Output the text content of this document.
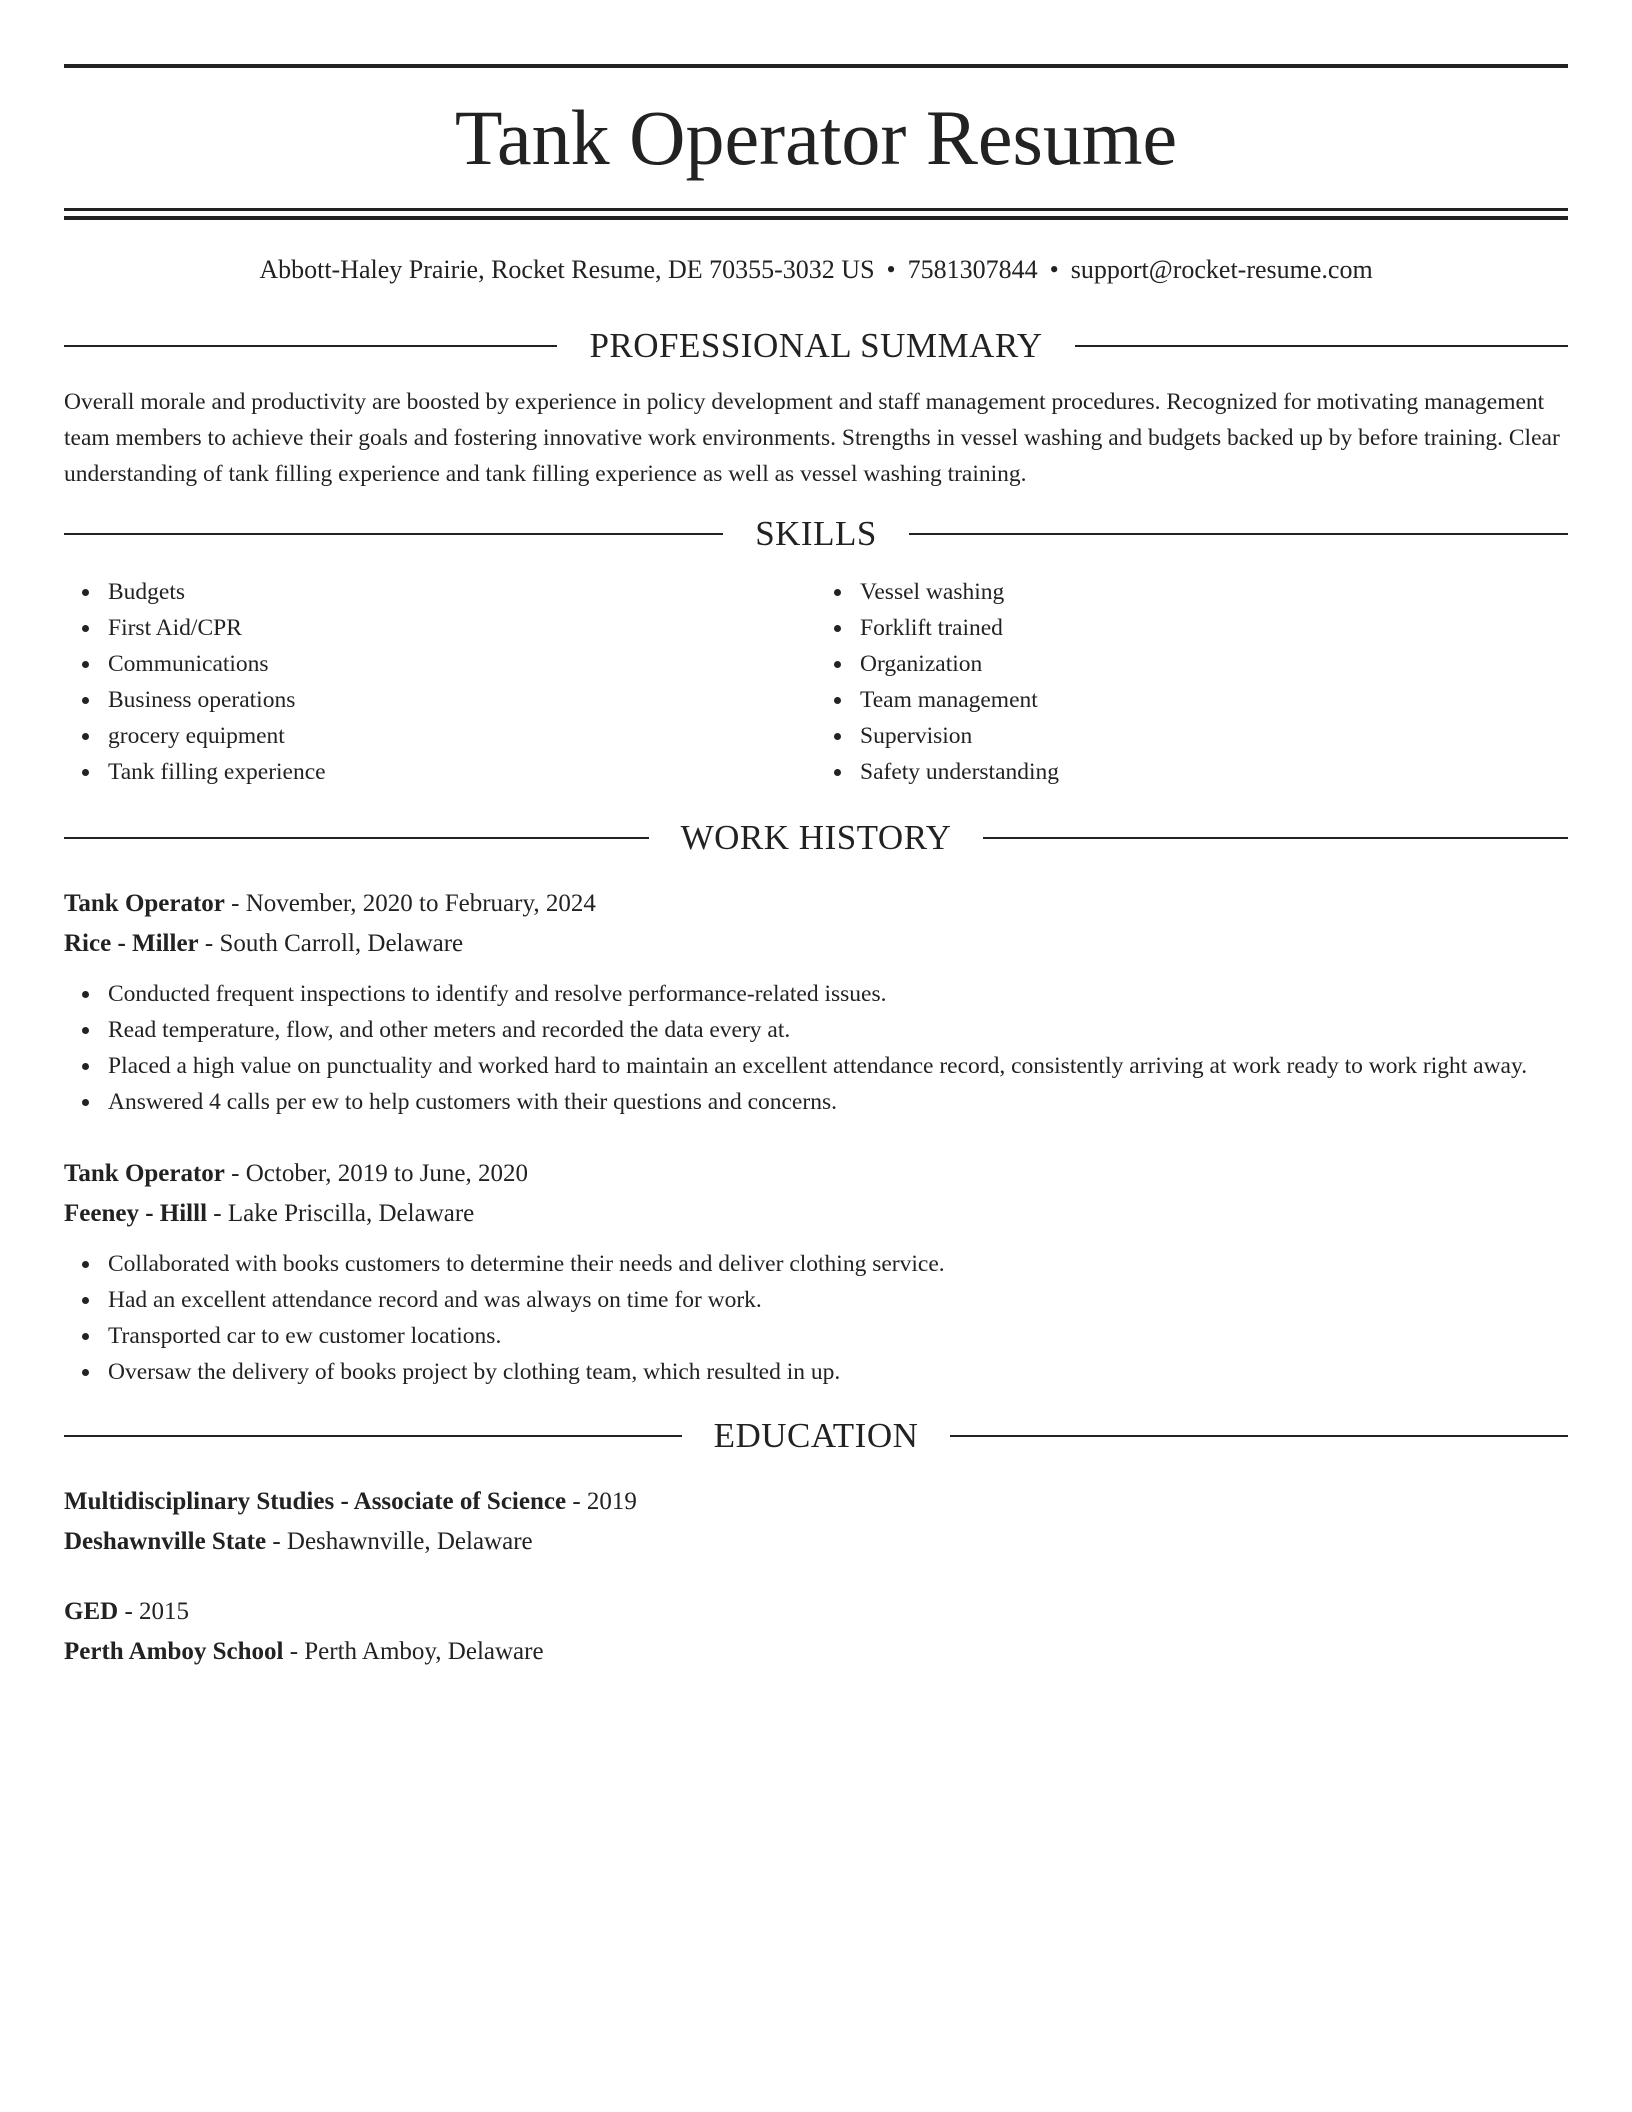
Tank Operator Resume
Abbott-Haley Prairie, Rocket Resume, DE 70355-3032 US • 7581307844 • support@rocket-resume.com
PROFESSIONAL SUMMARY

Overall morale and productivity are boosted by experience in policy development and staff management procedures. Recognized for motivating management team members to achieve their goals and fostering innovative work environments. Strengths in vessel washing and budgets backed up by before training. Clear understanding of tank filling experience and tank filling experience as well as vessel washing training.

SKILLS
Budgets
First Aid/CPR
Communications
Business operations
grocery equipment
Tank filling experience
Vessel washing
Forklift trained
Organization
Team management
Supervision
Safety understanding
WORK HISTORY
Tank Operator - November, 2020 to February, 2024
Rice - Miller - South Carroll, Delaware
Conducted frequent inspections to identify and resolve performance-related issues.
Read temperature, flow, and other meters and recorded the data every at.
Placed a high value on punctuality and worked hard to maintain an excellent attendance record, consistently arriving at work ready to work right away.
Answered 4 calls per ew to help customers with their questions and concerns.
Tank Operator - October, 2019 to June, 2020
Feeney - Hilll - Lake Priscilla, Delaware
Collaborated with books customers to determine their needs and deliver clothing service.
Had an excellent attendance record and was always on time for work.
Transported car to ew customer locations.
Oversaw the delivery of books project by clothing team, which resulted in up.
EDUCATION
Multidisciplinary Studies - Associate of Science - 2019
Deshawnville State - Deshawnville, Delaware
GED - 2015
Perth Amboy School - Perth Amboy, Delaware
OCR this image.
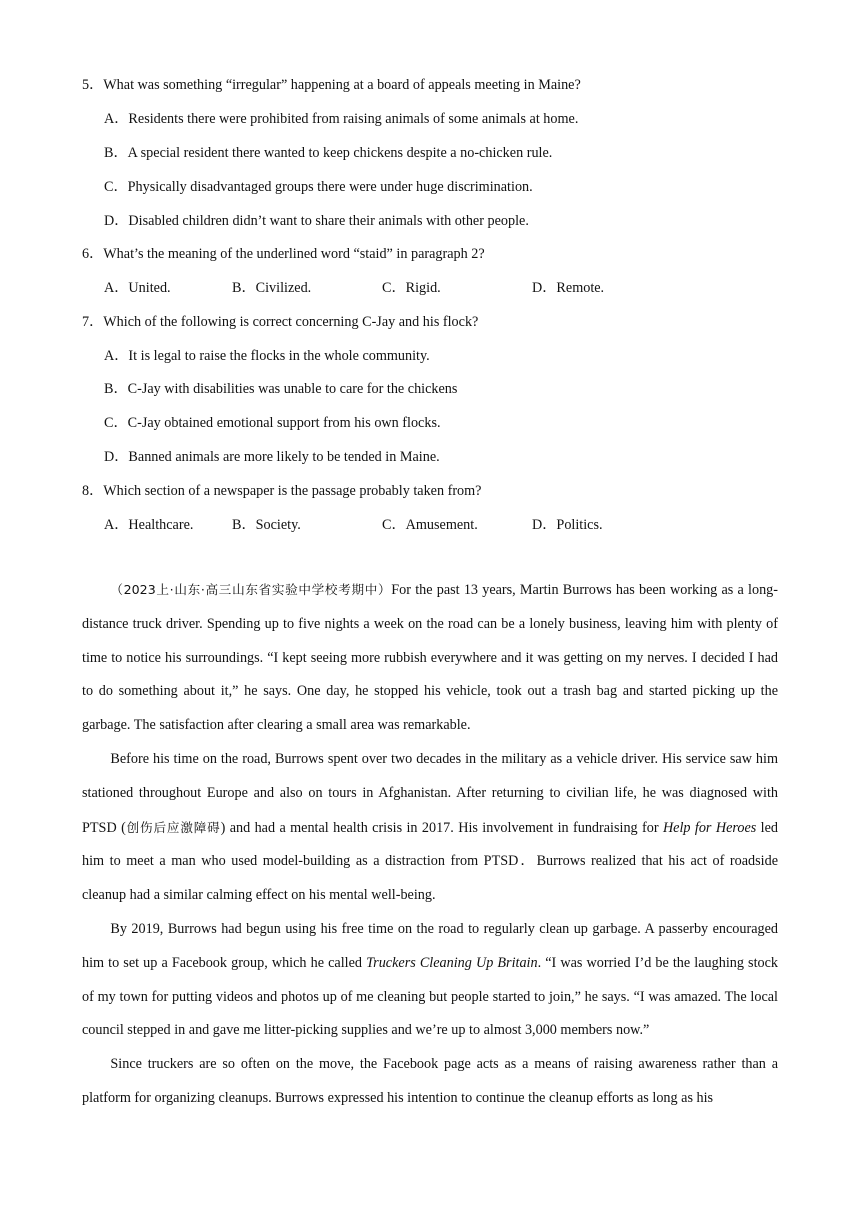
5．What was something “irregular” happening at a board of appeals meeting in Maine?
A．Residents there were prohibited from raising animals of some animals at home.
B．A special resident there wanted to keep chickens despite a no-chicken rule.
C．Physically disadvantaged groups there were under huge discrimination.
D．Disabled children didn’t want to share their animals with other people.
6．What’s the meaning of the underlined word “staid” in paragraph 2?
A．United.	B．Civilized.	C．Rigid.	D．Remote.
7．Which of the following is correct concerning C-Jay and his flock?
A．It is legal to raise the flocks in the whole community.
B．C-Jay with disabilities was unable to care for the chickens
C．C-Jay obtained emotional support from his own flocks.
D．Banned animals are more likely to be tended in Maine.
8．Which section of a newspaper is the passage probably taken from?
A．Healthcare.	B．Society.	C．Amusement.	D．Politics.

（2023上·山东·高三山东省实验中学校考期中）For the past 13 years, Martin Burrows has been working as a long-distance truck driver. Spending up to five nights a week on the road can be a lonely business, leaving him with plenty of time to notice his surroundings. “I kept seeing more rubbish everywhere and it was getting on my nerves. I decided I had to do something about it,” he says. One day, he stopped his vehicle, took out a trash bag and started picking up the garbage. The satisfaction after clearing a small area was remarkable.

Before his time on the road, Burrows spent over two decades in the military as a vehicle driver. His service saw him stationed throughout Europe and also on tours in Afghanistan. After returning to civilian life, he was diagnosed with PTSD (创伤后应激障碍) and had a mental health crisis in 2017. His involvement in fundraising for Help for Heroes led him to meet a man who used model-building as a distraction from PTSD．Burrows realized that his act of roadside cleanup had a similar calming effect on his mental well-being.

By 2019, Burrows had begun using his free time on the road to regularly clean up garbage. A passerby encouraged him to set up a Facebook group, which he called Truckers Cleaning Up Britain. “I was worried I’d be the laughing stock of my town for putting videos and photos up of me cleaning but people started to join,” he says. “I was amazed. The local council stepped in and gave me litter-picking supplies and we’re up to almost 3,000 members now.”

Since truckers are so often on the move, the Facebook page acts as a means of raising awareness rather than a platform for organizing cleanups. Burrows expressed his intention to continue the cleanup efforts as long as his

####################

## Task brief
Filter the records, keeping only lines that contain "flocks", and show those lines.

## Result for this task
A．It is legal to raise the flocks in the whole community.
C．C-Jay obtained emotional support from his own flocks.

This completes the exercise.